▶ Short task
Give the records back in full, exactly as they read.

▶ Items
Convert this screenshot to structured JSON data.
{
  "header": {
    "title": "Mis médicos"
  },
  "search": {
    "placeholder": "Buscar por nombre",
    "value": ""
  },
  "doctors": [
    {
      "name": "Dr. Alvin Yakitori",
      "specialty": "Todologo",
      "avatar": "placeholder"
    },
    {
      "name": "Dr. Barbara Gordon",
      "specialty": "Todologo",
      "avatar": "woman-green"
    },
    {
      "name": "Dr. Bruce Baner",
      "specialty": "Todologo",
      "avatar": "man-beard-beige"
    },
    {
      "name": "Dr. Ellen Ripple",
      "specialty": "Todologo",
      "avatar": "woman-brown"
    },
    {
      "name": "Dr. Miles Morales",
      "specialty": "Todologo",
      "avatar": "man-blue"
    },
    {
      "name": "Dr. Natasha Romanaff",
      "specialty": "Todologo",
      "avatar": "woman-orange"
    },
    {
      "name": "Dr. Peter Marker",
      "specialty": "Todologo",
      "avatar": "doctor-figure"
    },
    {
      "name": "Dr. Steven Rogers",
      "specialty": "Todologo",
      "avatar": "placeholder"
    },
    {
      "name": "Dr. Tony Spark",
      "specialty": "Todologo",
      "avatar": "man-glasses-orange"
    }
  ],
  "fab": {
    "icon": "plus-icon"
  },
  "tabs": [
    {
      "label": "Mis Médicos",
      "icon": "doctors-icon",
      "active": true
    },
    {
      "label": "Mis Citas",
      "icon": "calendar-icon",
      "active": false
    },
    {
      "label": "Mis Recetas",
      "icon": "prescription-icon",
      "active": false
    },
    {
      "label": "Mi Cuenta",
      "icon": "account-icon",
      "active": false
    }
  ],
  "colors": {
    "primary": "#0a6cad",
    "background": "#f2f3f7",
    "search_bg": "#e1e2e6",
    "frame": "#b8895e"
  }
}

▶ Complete answer
Convert this screenshot to structured JSON data.
{
  "header": {
    "title": "Mis médicos"
  },
  "search": {
    "placeholder": "Buscar por nombre",
    "value": ""
  },
  "doctors": [
    {
      "name": "Dr. Alvin Yakitori",
      "specialty": "Todologo",
      "avatar": "placeholder"
    },
    {
      "name": "Dr. Barbara Gordon",
      "specialty": "Todologo",
      "avatar": "woman-green"
    },
    {
      "name": "Dr. Bruce Baner",
      "specialty": "Todologo",
      "avatar": "man-beard-beige"
    },
    {
      "name": "Dr. Ellen Ripple",
      "specialty": "Todologo",
      "avatar": "woman-brown"
    },
    {
      "name": "Dr. Miles Morales",
      "specialty": "Todologo",
      "avatar": "man-blue"
    },
    {
      "name": "Dr. Natasha Romanaff",
      "specialty": "Todologo",
      "avatar": "woman-orange"
    },
    {
      "name": "Dr. Peter Marker",
      "specialty": "Todologo",
      "avatar": "doctor-figure"
    },
    {
      "name": "Dr. Steven Rogers",
      "specialty": "Todologo",
      "avatar": "placeholder"
    },
    {
      "name": "Dr. Tony Spark",
      "specialty": "Todologo",
      "avatar": "man-glasses-orange"
    }
  ],
  "fab": {
    "icon": "plus-icon"
  },
  "tabs": [
    {
      "label": "Mis Médicos",
      "icon": "doctors-icon",
      "active": true
    },
    {
      "label": "Mis Citas",
      "icon": "calendar-icon",
      "active": false
    },
    {
      "label": "Mis Recetas",
      "icon": "prescription-icon",
      "active": false
    },
    {
      "label": "Mi Cuenta",
      "icon": "account-icon",
      "active": false
    }
  ],
  "colors": {
    "primary": "#0a6cad",
    "background": "#f2f3f7",
    "search_bg": "#e1e2e6",
    "frame": "#b8895e"
  }
}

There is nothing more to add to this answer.